§ Dataset entries:
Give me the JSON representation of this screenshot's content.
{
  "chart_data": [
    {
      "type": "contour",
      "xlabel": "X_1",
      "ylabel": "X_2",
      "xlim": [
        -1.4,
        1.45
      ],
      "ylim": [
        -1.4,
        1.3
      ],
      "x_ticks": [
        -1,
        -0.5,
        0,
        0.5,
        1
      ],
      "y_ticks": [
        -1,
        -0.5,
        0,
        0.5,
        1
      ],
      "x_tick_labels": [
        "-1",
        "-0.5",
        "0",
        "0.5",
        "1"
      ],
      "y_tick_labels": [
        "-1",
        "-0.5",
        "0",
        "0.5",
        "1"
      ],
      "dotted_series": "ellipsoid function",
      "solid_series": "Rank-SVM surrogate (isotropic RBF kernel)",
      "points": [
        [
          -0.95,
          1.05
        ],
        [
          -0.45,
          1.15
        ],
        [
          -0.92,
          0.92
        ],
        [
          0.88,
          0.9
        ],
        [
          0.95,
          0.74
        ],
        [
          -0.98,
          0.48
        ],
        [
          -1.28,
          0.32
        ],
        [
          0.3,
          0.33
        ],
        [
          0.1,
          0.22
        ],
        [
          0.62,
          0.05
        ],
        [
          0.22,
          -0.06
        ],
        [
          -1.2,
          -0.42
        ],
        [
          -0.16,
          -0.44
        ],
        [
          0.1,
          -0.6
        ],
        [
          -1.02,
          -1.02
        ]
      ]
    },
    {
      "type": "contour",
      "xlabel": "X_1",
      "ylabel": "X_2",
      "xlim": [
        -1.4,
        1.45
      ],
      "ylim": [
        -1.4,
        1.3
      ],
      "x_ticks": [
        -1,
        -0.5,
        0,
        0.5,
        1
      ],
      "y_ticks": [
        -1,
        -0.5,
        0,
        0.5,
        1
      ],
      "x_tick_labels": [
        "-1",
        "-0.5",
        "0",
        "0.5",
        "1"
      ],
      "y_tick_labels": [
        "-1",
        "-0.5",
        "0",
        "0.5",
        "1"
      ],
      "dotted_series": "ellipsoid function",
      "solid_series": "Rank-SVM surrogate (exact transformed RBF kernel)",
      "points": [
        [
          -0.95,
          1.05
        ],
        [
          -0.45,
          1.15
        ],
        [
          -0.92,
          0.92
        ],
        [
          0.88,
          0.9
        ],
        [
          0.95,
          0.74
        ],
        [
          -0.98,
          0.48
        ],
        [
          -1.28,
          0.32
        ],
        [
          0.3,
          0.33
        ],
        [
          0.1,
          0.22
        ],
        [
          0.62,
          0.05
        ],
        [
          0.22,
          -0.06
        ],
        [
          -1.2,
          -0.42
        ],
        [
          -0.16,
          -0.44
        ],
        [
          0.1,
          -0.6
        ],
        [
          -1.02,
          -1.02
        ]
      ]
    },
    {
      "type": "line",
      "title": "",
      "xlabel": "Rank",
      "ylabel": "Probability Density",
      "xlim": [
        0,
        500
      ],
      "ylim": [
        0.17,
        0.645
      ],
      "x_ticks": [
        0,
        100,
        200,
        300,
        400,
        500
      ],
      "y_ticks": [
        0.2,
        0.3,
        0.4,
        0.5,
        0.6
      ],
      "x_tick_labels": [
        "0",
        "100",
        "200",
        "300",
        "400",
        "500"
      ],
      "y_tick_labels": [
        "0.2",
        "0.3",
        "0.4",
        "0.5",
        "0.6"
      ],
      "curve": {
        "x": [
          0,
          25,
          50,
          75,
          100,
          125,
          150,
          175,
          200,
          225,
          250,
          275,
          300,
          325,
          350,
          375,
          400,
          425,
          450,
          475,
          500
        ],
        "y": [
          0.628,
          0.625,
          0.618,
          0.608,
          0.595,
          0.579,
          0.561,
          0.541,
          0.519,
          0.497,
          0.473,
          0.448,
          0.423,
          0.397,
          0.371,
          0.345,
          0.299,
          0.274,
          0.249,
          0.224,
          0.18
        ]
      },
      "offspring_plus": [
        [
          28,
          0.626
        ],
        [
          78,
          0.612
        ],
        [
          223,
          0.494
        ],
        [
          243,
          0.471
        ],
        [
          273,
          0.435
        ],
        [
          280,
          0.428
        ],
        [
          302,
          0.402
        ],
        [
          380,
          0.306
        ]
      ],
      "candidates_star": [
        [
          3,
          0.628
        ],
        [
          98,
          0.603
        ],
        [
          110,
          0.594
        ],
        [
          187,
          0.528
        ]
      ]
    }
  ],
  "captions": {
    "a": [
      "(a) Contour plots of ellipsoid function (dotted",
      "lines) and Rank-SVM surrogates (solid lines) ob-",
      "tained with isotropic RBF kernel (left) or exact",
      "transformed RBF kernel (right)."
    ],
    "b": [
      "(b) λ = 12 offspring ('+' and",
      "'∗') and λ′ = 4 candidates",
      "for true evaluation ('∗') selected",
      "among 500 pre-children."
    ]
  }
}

§ Written task: Write out each line of the data above again, exactly as given.

§ Output for this exercise:
Give me the JSON representation of this screenshot's content.
{
  "chart_data": [
    {
      "type": "contour",
      "xlabel": "X_1",
      "ylabel": "X_2",
      "xlim": [
        -1.4,
        1.45
      ],
      "ylim": [
        -1.4,
        1.3
      ],
      "x_ticks": [
        -1,
        -0.5,
        0,
        0.5,
        1
      ],
      "y_ticks": [
        -1,
        -0.5,
        0,
        0.5,
        1
      ],
      "x_tick_labels": [
        "-1",
        "-0.5",
        "0",
        "0.5",
        "1"
      ],
      "y_tick_labels": [
        "-1",
        "-0.5",
        "0",
        "0.5",
        "1"
      ],
      "dotted_series": "ellipsoid function",
      "solid_series": "Rank-SVM surrogate (isotropic RBF kernel)",
      "points": [
        [
          -0.95,
          1.05
        ],
        [
          -0.45,
          1.15
        ],
        [
          -0.92,
          0.92
        ],
        [
          0.88,
          0.9
        ],
        [
          0.95,
          0.74
        ],
        [
          -0.98,
          0.48
        ],
        [
          -1.28,
          0.32
        ],
        [
          0.3,
          0.33
        ],
        [
          0.1,
          0.22
        ],
        [
          0.62,
          0.05
        ],
        [
          0.22,
          -0.06
        ],
        [
          -1.2,
          -0.42
        ],
        [
          -0.16,
          -0.44
        ],
        [
          0.1,
          -0.6
        ],
        [
          -1.02,
          -1.02
        ]
      ]
    },
    {
      "type": "contour",
      "xlabel": "X_1",
      "ylabel": "X_2",
      "xlim": [
        -1.4,
        1.45
      ],
      "ylim": [
        -1.4,
        1.3
      ],
      "x_ticks": [
        -1,
        -0.5,
        0,
        0.5,
        1
      ],
      "y_ticks": [
        -1,
        -0.5,
        0,
        0.5,
        1
      ],
      "x_tick_labels": [
        "-1",
        "-0.5",
        "0",
        "0.5",
        "1"
      ],
      "y_tick_labels": [
        "-1",
        "-0.5",
        "0",
        "0.5",
        "1"
      ],
      "dotted_series": "ellipsoid function",
      "solid_series": "Rank-SVM surrogate (exact transformed RBF kernel)",
      "points": [
        [
          -0.95,
          1.05
        ],
        [
          -0.45,
          1.15
        ],
        [
          -0.92,
          0.92
        ],
        [
          0.88,
          0.9
        ],
        [
          0.95,
          0.74
        ],
        [
          -0.98,
          0.48
        ],
        [
          -1.28,
          0.32
        ],
        [
          0.3,
          0.33
        ],
        [
          0.1,
          0.22
        ],
        [
          0.62,
          0.05
        ],
        [
          0.22,
          -0.06
        ],
        [
          -1.2,
          -0.42
        ],
        [
          -0.16,
          -0.44
        ],
        [
          0.1,
          -0.6
        ],
        [
          -1.02,
          -1.02
        ]
      ]
    },
    {
      "type": "line",
      "title": "",
      "xlabel": "Rank",
      "ylabel": "Probability Density",
      "xlim": [
        0,
        500
      ],
      "ylim": [
        0.17,
        0.645
      ],
      "x_ticks": [
        0,
        100,
        200,
        300,
        400,
        500
      ],
      "y_ticks": [
        0.2,
        0.3,
        0.4,
        0.5,
        0.6
      ],
      "x_tick_labels": [
        "0",
        "100",
        "200",
        "300",
        "400",
        "500"
      ],
      "y_tick_labels": [
        "0.2",
        "0.3",
        "0.4",
        "0.5",
        "0.6"
      ],
      "curve": {
        "x": [
          0,
          25,
          50,
          75,
          100,
          125,
          150,
          175,
          200,
          225,
          250,
          275,
          300,
          325,
          350,
          375,
          400,
          425,
          450,
          475,
          500
        ],
        "y": [
          0.628,
          0.625,
          0.618,
          0.608,
          0.595,
          0.579,
          0.561,
          0.541,
          0.519,
          0.497,
          0.473,
          0.448,
          0.423,
          0.397,
          0.371,
          0.345,
          0.299,
          0.274,
          0.249,
          0.224,
          0.18
        ]
      },
      "offspring_plus": [
        [
          28,
          0.626
        ],
        [
          78,
          0.612
        ],
        [
          223,
          0.494
        ],
        [
          243,
          0.471
        ],
        [
          273,
          0.435
        ],
        [
          280,
          0.428
        ],
        [
          302,
          0.402
        ],
        [
          380,
          0.306
        ]
      ],
      "candidates_star": [
        [
          3,
          0.628
        ],
        [
          98,
          0.603
        ],
        [
          110,
          0.594
        ],
        [
          187,
          0.528
        ]
      ]
    }
  ],
  "captions": {
    "a": [
      "(a) Contour plots of ellipsoid function (dotted",
      "lines) and Rank-SVM surrogates (solid lines) ob-",
      "tained with isotropic RBF kernel (left) or exact",
      "transformed RBF kernel (right)."
    ],
    "b": [
      "(b) λ = 12 offspring ('+' and",
      "'∗') and λ′ = 4 candidates",
      "for true evaluation ('∗') selected",
      "among 500 pre-children."
    ]
  }
}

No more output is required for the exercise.